**GIVEN REQUEST:** Write out the whole listing word for word.

-- Start of PROVIDED RECORDS --

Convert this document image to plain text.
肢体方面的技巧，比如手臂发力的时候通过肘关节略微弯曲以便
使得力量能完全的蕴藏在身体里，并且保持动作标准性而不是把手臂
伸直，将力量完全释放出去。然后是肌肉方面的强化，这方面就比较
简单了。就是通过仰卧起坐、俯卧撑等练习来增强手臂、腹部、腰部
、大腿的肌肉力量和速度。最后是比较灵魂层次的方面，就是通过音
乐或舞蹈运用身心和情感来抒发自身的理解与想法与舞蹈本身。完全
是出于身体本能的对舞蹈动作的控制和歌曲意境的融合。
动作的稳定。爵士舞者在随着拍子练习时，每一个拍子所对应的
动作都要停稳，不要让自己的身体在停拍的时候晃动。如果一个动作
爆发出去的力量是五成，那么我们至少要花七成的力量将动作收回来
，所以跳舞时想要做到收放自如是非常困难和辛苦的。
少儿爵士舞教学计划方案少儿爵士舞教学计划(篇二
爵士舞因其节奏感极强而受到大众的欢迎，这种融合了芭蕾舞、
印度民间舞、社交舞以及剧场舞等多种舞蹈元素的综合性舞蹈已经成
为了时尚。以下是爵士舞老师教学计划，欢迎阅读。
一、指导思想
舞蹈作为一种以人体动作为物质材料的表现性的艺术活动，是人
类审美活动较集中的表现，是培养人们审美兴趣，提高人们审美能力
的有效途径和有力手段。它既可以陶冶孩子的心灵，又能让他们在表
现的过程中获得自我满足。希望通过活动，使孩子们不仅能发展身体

-- End of PROVIDED RECORDS --

**ANSWER TO THE PROBLEM:**
Convert this document image to plain text.
肢体方面的技巧，比如手臂发力的时候通过肘关节略微弯曲以便
使得力量能完全的蕴藏在身体里，并且保持动作标准性而不是把手臂
伸直，将力量完全释放出去。然后是肌肉方面的强化，这方面就比较
简单了。就是通过仰卧起坐、俯卧撑等练习来增强手臂、腹部、腰部
、大腿的肌肉力量和速度。最后是比较灵魂层次的方面，就是通过音
乐或舞蹈运用身心和情感来抒发自身的理解与想法与舞蹈本身。完全
是出于身体本能的对舞蹈动作的控制和歌曲意境的融合。
动作的稳定。爵士舞者在随着拍子练习时，每一个拍子所对应的
动作都要停稳，不要让自己的身体在停拍的时候晃动。如果一个动作
爆发出去的力量是五成，那么我们至少要花七成的力量将动作收回来
，所以跳舞时想要做到收放自如是非常困难和辛苦的。
少儿爵士舞教学计划方案少儿爵士舞教学计划(篇二
爵士舞因其节奏感极强而受到大众的欢迎，这种融合了芭蕾舞、
印度民间舞、社交舞以及剧场舞等多种舞蹈元素的综合性舞蹈已经成
为了时尚。以下是爵士舞老师教学计划，欢迎阅读。
一、指导思想
舞蹈作为一种以人体动作为物质材料的表现性的艺术活动，是人
类审美活动较集中的表现，是培养人们审美兴趣，提高人们审美能力
的有效途径和有力手段。它既可以陶冶孩子的心灵，又能让他们在表
现的过程中获得自我满足。希望通过活动，使孩子们不仅能发展身体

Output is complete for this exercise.